Qu'à cela ne tienne, chers amis babeliotes, il n'est point besoin d'espérer pour entreprendre ni de réussir pour persévérer , voici donc une perle rare: le roman autobiographique inachevé et ultime d'Umberto Saba, écrivain dont je vous ai déjà beaucoup parlé : poète, nouvelliste, moraliste, esthète,  libraire..et triestin, bien sûr ( mais non, je ne suis pas tout à fait monomaniaque!).

 Umberto l'écrivait sur son lit d'hôpital,  s'épuisant en correspondances pointilleuses avec Linuccia, sa fille, seule personne, avec Carlo Levi, en qui ce vieux misanthrope bipolaire avait encore confiance, pour effectuer, sur les épreuves , des corrections de virgules, de ponctuation, d'articles, qui lui paraissaient fondamentales- et sans doute l'étaient-elles, car la langue comme le rythme ont au moins autant d'importance et d'effet de scandale que le sujet!

> **Consigne**
Répondez brièvement aux questions ci-dessous sur l'extrait consacré à Umberto Saba.
(a) Quel adjectif indique l'origine géographique d'Umberto Saba ?
(b) Où Umberto Saba écrivait-il ce roman ?
(c) Quelles sont les deux personnes en qui il avait encore confiance ?
On n'a pas besoin des enregistrements.

Données extraites d'une collection
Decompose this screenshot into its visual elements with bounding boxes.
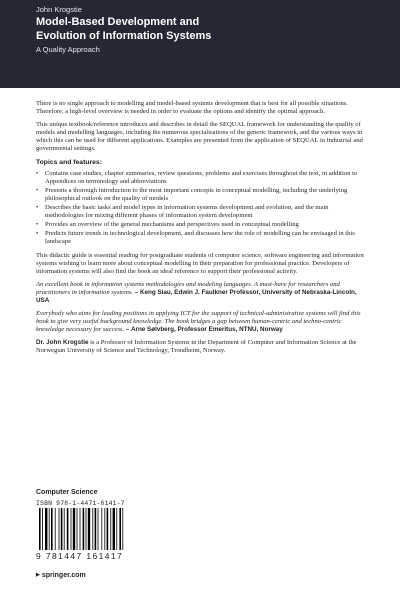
review-quote: An excellent book in information systems methodologies and modeling languages. A must-have for researchers and practitioners in information systems. (36, 280, 340, 296)
barcode-bar (110, 508, 111, 550)
barcode-bar (122, 508, 123, 550)
blurb (36, 100, 366, 361)
topics-heading: Topics and features: (36, 158, 102, 166)
review-attribution: – Keng Siau, Edwin J. Faulkner Professor, University of Nebraska-Lincoln, USA (36, 288, 357, 304)
barcode-bar (83, 508, 85, 550)
barcode-bar (51, 508, 53, 550)
barcode-bar (86, 508, 87, 550)
topics-list (36, 170, 366, 247)
author-name: John Krogstie (36, 5, 82, 14)
audience-paragraph: This didactic guide is essential reading for postgraduate students of computer science, software engineering and information systems wishing to learn more about conceptual modelling in their preparation for professional practice. Developers of information systems will also find the book an ideal reference to support their professional activity. (36, 251, 364, 275)
barcode-bar (64, 508, 65, 550)
subject-category: Computer Science (36, 489, 98, 496)
barcode-bar (39, 508, 41, 550)
title-line-2: Evolution of Information Systems (36, 29, 212, 42)
barcode-bar (119, 508, 121, 550)
barcode-bar (98, 508, 99, 550)
topic-item: • Provides an overview of the general mechanisms and perspectives used in conceptual modelling (45, 221, 366, 229)
description-paragraph: This unique textbook/reference introduces and describes in detail the SEQUAL framework for understanding the quality of models and modelling languages, including the numerous specialisations of the generic framework, and the various ways in which this can be used for different applications. Examples are presented from the application of SEQUAL in industrial and governmental settings. (36, 121, 363, 153)
author-bio (36, 339, 366, 355)
barcode-bar (49, 508, 50, 550)
book-subtitle: A Quality Approach (36, 45, 100, 54)
title-line-1: Model-Based Development and (36, 16, 200, 28)
website-label: springer.com (41, 572, 86, 579)
barcode-bar (71, 508, 72, 550)
review-attribution: – Arne Sølvberg, Professor Emeritus, NTNU, Norway (125, 326, 283, 334)
barcode-bar (92, 508, 93, 550)
review-quote: Everybody who aims for leading positions in applying ICT for the support of technical-administrative systems will find this book to give very useful background knowledge. The book bridges a gap between human-centric and techno-centric knowledge necessary for success. (36, 310, 361, 334)
barcode-bar (61, 508, 63, 550)
barcode (36, 508, 132, 552)
topic-item: • Predicts future trends in technological development, and discusses how the role of modelling can be envisaged in this landscape (45, 230, 366, 246)
bio-text: is a Professor of Information Systems in the Department of Computer and Information Science at the Norwegian University of Science and Technology, Trondheim, Norway. (36, 339, 357, 355)
barcode-bar (116, 508, 117, 550)
review-1 (36, 281, 366, 305)
barcode-bar (45, 508, 47, 550)
barcode-bar (88, 508, 90, 550)
bio-name: Dr. John Krogstie (36, 339, 89, 347)
barcode-digits: 9 781447 161417 (36, 551, 124, 561)
barcode-bar (104, 508, 105, 550)
barcode-bar (95, 508, 97, 550)
intro-paragraph: There is no single approach to modelling and model-based systems development that is best for all possible situations. Therefore, a high-level overview is needed in order to evaluate the options and identify the optimal approach. (36, 100, 349, 116)
topic-item: • Contains case studies, chapter summaries, review questions, problems and exercises throughout the text, in addition to Appendices on terminology and abbreviations (45, 170, 366, 186)
barcode-bar (80, 508, 81, 550)
barcode-bar (77, 508, 78, 550)
book-title (36, 16, 366, 43)
publisher-website (36, 572, 86, 579)
isbn-text: ISBN 978-1-4471-6141-7 (36, 500, 125, 507)
arrow-right-icon: ▶ (36, 572, 40, 578)
barcode-bar (59, 508, 60, 550)
barcode-bar (42, 508, 43, 550)
topic-item: • Describes the basic tasks and model types in information systems development and evolution, and the main methodologies for mixing different phases of information system development (45, 204, 366, 220)
barcode-bar (101, 508, 102, 550)
barcode-bar (67, 508, 69, 550)
barcode-bar (73, 508, 75, 550)
review-2 (36, 310, 366, 334)
barcode-bar (113, 508, 115, 550)
topic-item: • Presents a thorough introduction to the most important concepts in conceptual modelling, including the underlying philosophical outlook on the quality of models (45, 187, 366, 203)
barcode-bar (107, 508, 109, 550)
barcode-bar (55, 508, 56, 550)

> **Réponse attendue**
(a) Triestin.
(b) Sur son lit d'hôpital.
(c) Linuccia, sa fille, et Carlo Levi.